EXERCISE INPUTS
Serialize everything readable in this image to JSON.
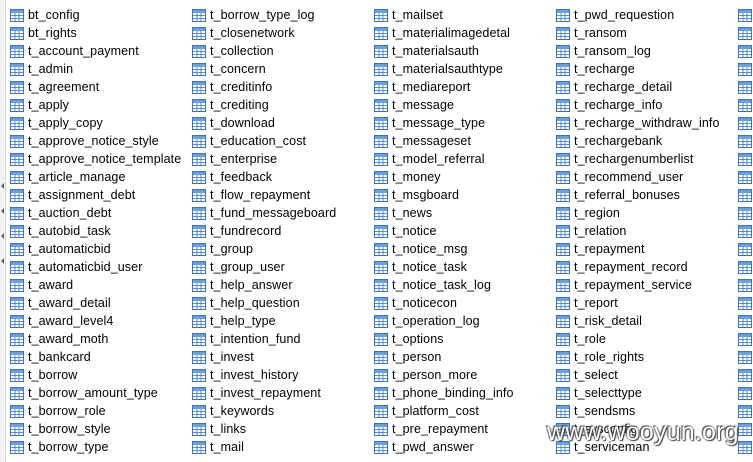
{
  "columns": [
    [
      "bt_config",
      "bt_rights",
      "t_account_payment",
      "t_admin",
      "t_agreement",
      "t_apply",
      "t_apply_copy",
      "t_approve_notice_style",
      "t_approve_notice_template",
      "t_article_manage",
      "t_assignment_debt",
      "t_auction_debt",
      "t_autobid_task",
      "t_automaticbid",
      "t_automaticbid_user",
      "t_award",
      "t_award_detail",
      "t_award_level4",
      "t_award_moth",
      "t_bankcard",
      "t_borrow",
      "t_borrow_amount_type",
      "t_borrow_role",
      "t_borrow_style",
      "t_borrow_type"
    ],
    [
      "t_borrow_type_log",
      "t_closenetwork",
      "t_collection",
      "t_concern",
      "t_creditinfo",
      "t_crediting",
      "t_download",
      "t_education_cost",
      "t_enterprise",
      "t_feedback",
      "t_flow_repayment",
      "t_fund_messageboard",
      "t_fundrecord",
      "t_group",
      "t_group_user",
      "t_help_answer",
      "t_help_question",
      "t_help_type",
      "t_intention_fund",
      "t_invest",
      "t_invest_history",
      "t_invest_repayment",
      "t_keywords",
      "t_links",
      "t_mail"
    ],
    [
      "t_mailset",
      "t_materialimagedetal",
      "t_materialsauth",
      "t_materialsauthtype",
      "t_mediareport",
      "t_message",
      "t_message_type",
      "t_messageset",
      "t_model_referral",
      "t_money",
      "t_msgboard",
      "t_news",
      "t_notice",
      "t_notice_msg",
      "t_notice_task",
      "t_notice_task_log",
      "t_noticecon",
      "t_operation_log",
      "t_options",
      "t_person",
      "t_person_more",
      "t_phone_binding_info",
      "t_platform_cost",
      "t_pre_repayment",
      "t_pwd_answer"
    ],
    [
      "t_pwd_requestion",
      "t_ransom",
      "t_ransom_log",
      "t_recharge",
      "t_recharge_detail",
      "t_recharge_info",
      "t_recharge_withdraw_info",
      "t_rechargebank",
      "t_rechargenumberlist",
      "t_recommend_user",
      "t_referral_bonuses",
      "t_region",
      "t_relation",
      "t_repayment",
      "t_repayment_record",
      "t_repayment_service",
      "t_report",
      "t_risk_detail",
      "t_role",
      "t_role_rights",
      "t_select",
      "t_selecttype",
      "t_sendsms",
      "t_sysconfig",
      "t_serviceman"
    ]
  ],
  "partial_column_count": 25,
  "icon": "table-icon",
  "watermark": "www.wooyun.org",
  "colors": {
    "icon_border": "#3a73b8",
    "icon_header": "#6d9fd8",
    "icon_cell": "#ffffff",
    "watermark_stroke": "#333333"
  }
}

WRITTEN EXERCISE
Set the pictures aside and transcribe the data above exactly.

ANSWER TO THE PROBLEM
Serialize everything readable in this image to JSON.
{
  "columns": [
    [
      "bt_config",
      "bt_rights",
      "t_account_payment",
      "t_admin",
      "t_agreement",
      "t_apply",
      "t_apply_copy",
      "t_approve_notice_style",
      "t_approve_notice_template",
      "t_article_manage",
      "t_assignment_debt",
      "t_auction_debt",
      "t_autobid_task",
      "t_automaticbid",
      "t_automaticbid_user",
      "t_award",
      "t_award_detail",
      "t_award_level4",
      "t_award_moth",
      "t_bankcard",
      "t_borrow",
      "t_borrow_amount_type",
      "t_borrow_role",
      "t_borrow_style",
      "t_borrow_type"
    ],
    [
      "t_borrow_type_log",
      "t_closenetwork",
      "t_collection",
      "t_concern",
      "t_creditinfo",
      "t_crediting",
      "t_download",
      "t_education_cost",
      "t_enterprise",
      "t_feedback",
      "t_flow_repayment",
      "t_fund_messageboard",
      "t_fundrecord",
      "t_group",
      "t_group_user",
      "t_help_answer",
      "t_help_question",
      "t_help_type",
      "t_intention_fund",
      "t_invest",
      "t_invest_history",
      "t_invest_repayment",
      "t_keywords",
      "t_links",
      "t_mail"
    ],
    [
      "t_mailset",
      "t_materialimagedetal",
      "t_materialsauth",
      "t_materialsauthtype",
      "t_mediareport",
      "t_message",
      "t_message_type",
      "t_messageset",
      "t_model_referral",
      "t_money",
      "t_msgboard",
      "t_news",
      "t_notice",
      "t_notice_msg",
      "t_notice_task",
      "t_notice_task_log",
      "t_noticecon",
      "t_operation_log",
      "t_options",
      "t_person",
      "t_person_more",
      "t_phone_binding_info",
      "t_platform_cost",
      "t_pre_repayment",
      "t_pwd_answer"
    ],
    [
      "t_pwd_requestion",
      "t_ransom",
      "t_ransom_log",
      "t_recharge",
      "t_recharge_detail",
      "t_recharge_info",
      "t_recharge_withdraw_info",
      "t_rechargebank",
      "t_rechargenumberlist",
      "t_recommend_user",
      "t_referral_bonuses",
      "t_region",
      "t_relation",
      "t_repayment",
      "t_repayment_record",
      "t_repayment_service",
      "t_report",
      "t_risk_detail",
      "t_role",
      "t_role_rights",
      "t_select",
      "t_selecttype",
      "t_sendsms",
      "t_sysconfig",
      "t_serviceman"
    ]
  ],
  "partial_column_count": 25,
  "icon": "table-icon",
  "watermark": "www.wooyun.org",
  "colors": {
    "icon_border": "#3a73b8",
    "icon_header": "#6d9fd8",
    "icon_cell": "#ffffff",
    "watermark_stroke": "#333333"
  }
}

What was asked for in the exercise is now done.